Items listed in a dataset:
** Begin **

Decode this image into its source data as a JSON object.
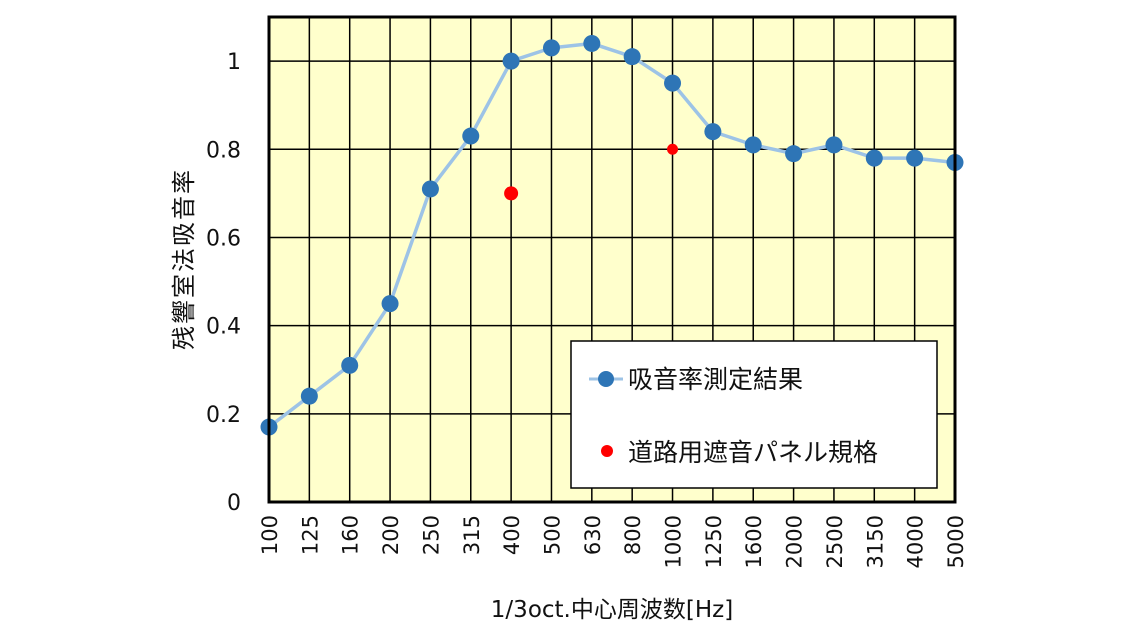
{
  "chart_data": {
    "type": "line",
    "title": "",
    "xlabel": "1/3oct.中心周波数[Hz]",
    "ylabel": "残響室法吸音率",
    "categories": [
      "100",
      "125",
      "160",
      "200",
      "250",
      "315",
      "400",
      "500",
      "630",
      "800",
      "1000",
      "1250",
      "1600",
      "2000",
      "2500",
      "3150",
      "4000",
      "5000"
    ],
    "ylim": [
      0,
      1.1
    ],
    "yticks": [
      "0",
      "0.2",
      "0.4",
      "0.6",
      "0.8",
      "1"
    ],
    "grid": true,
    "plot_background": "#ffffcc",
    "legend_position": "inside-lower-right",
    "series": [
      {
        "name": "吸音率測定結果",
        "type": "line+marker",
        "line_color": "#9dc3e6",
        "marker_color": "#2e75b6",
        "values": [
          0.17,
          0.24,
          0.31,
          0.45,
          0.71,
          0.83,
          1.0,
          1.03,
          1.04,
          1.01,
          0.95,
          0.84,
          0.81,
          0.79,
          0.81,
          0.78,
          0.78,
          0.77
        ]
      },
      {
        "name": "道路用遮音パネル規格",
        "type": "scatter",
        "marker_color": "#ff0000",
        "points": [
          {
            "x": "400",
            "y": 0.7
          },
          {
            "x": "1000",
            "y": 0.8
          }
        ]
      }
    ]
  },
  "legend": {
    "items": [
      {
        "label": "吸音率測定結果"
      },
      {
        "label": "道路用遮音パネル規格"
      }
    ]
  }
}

** End **
** Begin **

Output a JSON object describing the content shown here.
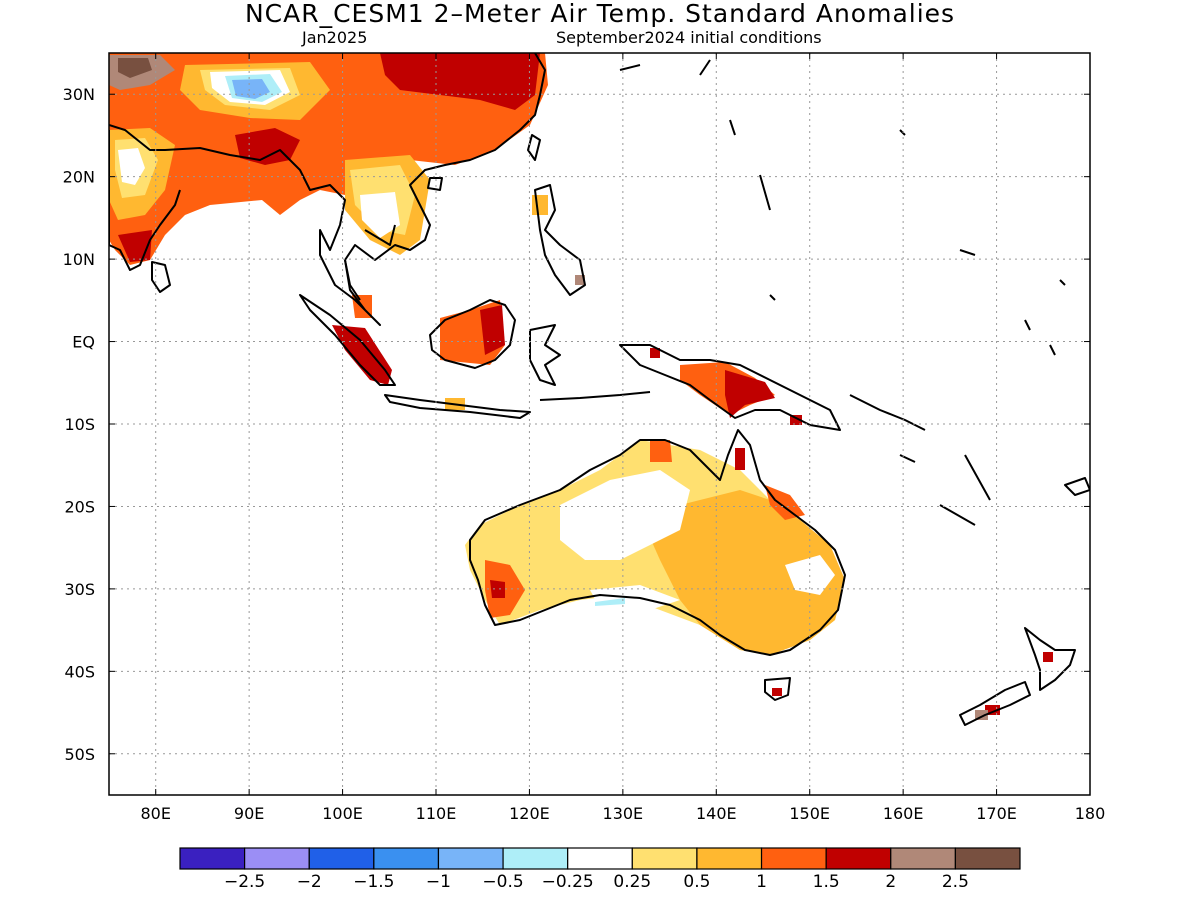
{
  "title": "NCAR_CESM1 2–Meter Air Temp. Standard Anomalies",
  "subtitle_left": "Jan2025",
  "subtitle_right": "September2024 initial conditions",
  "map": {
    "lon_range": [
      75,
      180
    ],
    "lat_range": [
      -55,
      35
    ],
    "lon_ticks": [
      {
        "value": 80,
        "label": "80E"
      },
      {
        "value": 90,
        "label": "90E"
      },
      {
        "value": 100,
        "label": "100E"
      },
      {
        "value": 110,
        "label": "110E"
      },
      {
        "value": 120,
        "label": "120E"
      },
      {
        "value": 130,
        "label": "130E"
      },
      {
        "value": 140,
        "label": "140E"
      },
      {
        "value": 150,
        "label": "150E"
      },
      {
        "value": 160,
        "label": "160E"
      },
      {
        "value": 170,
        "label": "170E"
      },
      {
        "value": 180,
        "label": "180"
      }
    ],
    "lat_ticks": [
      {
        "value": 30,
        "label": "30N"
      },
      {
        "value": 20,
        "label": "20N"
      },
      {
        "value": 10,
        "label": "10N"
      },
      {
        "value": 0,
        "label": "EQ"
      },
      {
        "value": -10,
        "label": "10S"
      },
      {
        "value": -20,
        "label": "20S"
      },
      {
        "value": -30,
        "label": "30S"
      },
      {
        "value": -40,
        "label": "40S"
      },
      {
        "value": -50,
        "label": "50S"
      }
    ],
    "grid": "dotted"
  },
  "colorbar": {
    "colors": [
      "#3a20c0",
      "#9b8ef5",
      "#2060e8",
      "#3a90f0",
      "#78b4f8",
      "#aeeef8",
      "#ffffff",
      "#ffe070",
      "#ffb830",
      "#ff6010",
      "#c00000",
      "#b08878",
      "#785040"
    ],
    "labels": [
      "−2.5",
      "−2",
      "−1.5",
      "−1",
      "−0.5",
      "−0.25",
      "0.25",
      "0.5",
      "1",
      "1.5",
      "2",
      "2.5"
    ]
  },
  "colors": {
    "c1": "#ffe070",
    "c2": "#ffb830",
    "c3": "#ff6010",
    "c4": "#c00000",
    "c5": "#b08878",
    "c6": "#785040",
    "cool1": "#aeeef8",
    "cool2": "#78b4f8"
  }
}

** End **

[What this task involves] List all lines holding the string "JSON".

[Expected answer]
Decode this image into its source data as a JSON object.
Output a JSON object describing the content shown here.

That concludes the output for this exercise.